To be done
Transcribe the whole listing below without changing a word, but leave out every image.
####
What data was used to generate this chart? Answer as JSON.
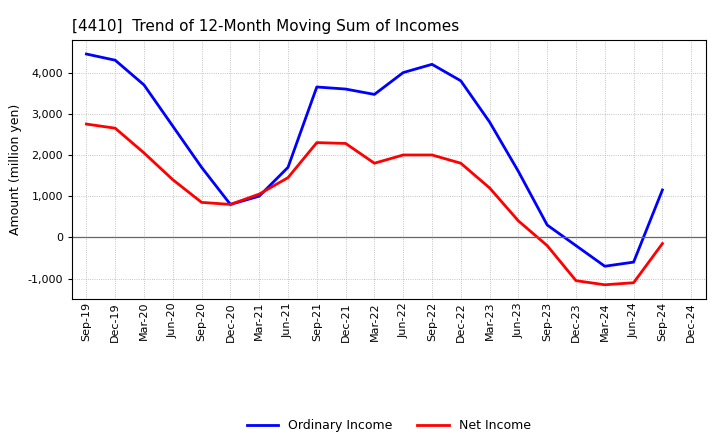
{
  "title": "[4410]  Trend of 12-Month Moving Sum of Incomes",
  "ylabel": "Amount (million yen)",
  "x_labels": [
    "Sep-19",
    "Dec-19",
    "Mar-20",
    "Jun-20",
    "Sep-20",
    "Dec-20",
    "Mar-21",
    "Jun-21",
    "Sep-21",
    "Dec-21",
    "Mar-22",
    "Jun-22",
    "Sep-22",
    "Dec-22",
    "Mar-23",
    "Jun-23",
    "Sep-23",
    "Dec-23",
    "Mar-24",
    "Jun-24",
    "Sep-24",
    "Dec-24"
  ],
  "ordinary_income": [
    4450,
    4300,
    3700,
    2700,
    1700,
    800,
    1000,
    1700,
    3650,
    3600,
    3470,
    4000,
    4200,
    3800,
    2800,
    1600,
    300,
    -200,
    -700,
    -600,
    1150,
    null
  ],
  "net_income": [
    2750,
    2650,
    2050,
    1400,
    850,
    800,
    1050,
    1450,
    2300,
    2280,
    1800,
    2000,
    2000,
    1800,
    1200,
    400,
    -200,
    -1050,
    -1150,
    -1100,
    -150,
    null
  ],
  "ordinary_income_color": "#0000ff",
  "net_income_color": "#ff0000",
  "background_color": "#ffffff",
  "grid_color": "#b0b0b0",
  "ylim": [
    -1500,
    4800
  ],
  "yticks": [
    -1000,
    0,
    1000,
    2000,
    3000,
    4000
  ],
  "legend_ordinary": "Ordinary Income",
  "legend_net": "Net Income",
  "line_width": 2.0,
  "title_fontsize": 11,
  "ylabel_fontsize": 9,
  "tick_fontsize": 8
}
####
Solved exercise
What data was used to generate this chart? Answer as JSON.
{
  "title": "[4410]  Trend of 12-Month Moving Sum of Incomes",
  "ylabel": "Amount (million yen)",
  "x_labels": [
    "Sep-19",
    "Dec-19",
    "Mar-20",
    "Jun-20",
    "Sep-20",
    "Dec-20",
    "Mar-21",
    "Jun-21",
    "Sep-21",
    "Dec-21",
    "Mar-22",
    "Jun-22",
    "Sep-22",
    "Dec-22",
    "Mar-23",
    "Jun-23",
    "Sep-23",
    "Dec-23",
    "Mar-24",
    "Jun-24",
    "Sep-24",
    "Dec-24"
  ],
  "ordinary_income": [
    4450,
    4300,
    3700,
    2700,
    1700,
    800,
    1000,
    1700,
    3650,
    3600,
    3470,
    4000,
    4200,
    3800,
    2800,
    1600,
    300,
    -200,
    -700,
    -600,
    1150,
    null
  ],
  "net_income": [
    2750,
    2650,
    2050,
    1400,
    850,
    800,
    1050,
    1450,
    2300,
    2280,
    1800,
    2000,
    2000,
    1800,
    1200,
    400,
    -200,
    -1050,
    -1150,
    -1100,
    -150,
    null
  ],
  "ordinary_income_color": "#0000ff",
  "net_income_color": "#ff0000",
  "background_color": "#ffffff",
  "grid_color": "#b0b0b0",
  "ylim": [
    -1500,
    4800
  ],
  "yticks": [
    -1000,
    0,
    1000,
    2000,
    3000,
    4000
  ],
  "legend_ordinary": "Ordinary Income",
  "legend_net": "Net Income",
  "line_width": 2.0,
  "title_fontsize": 11,
  "ylabel_fontsize": 9,
  "tick_fontsize": 8
}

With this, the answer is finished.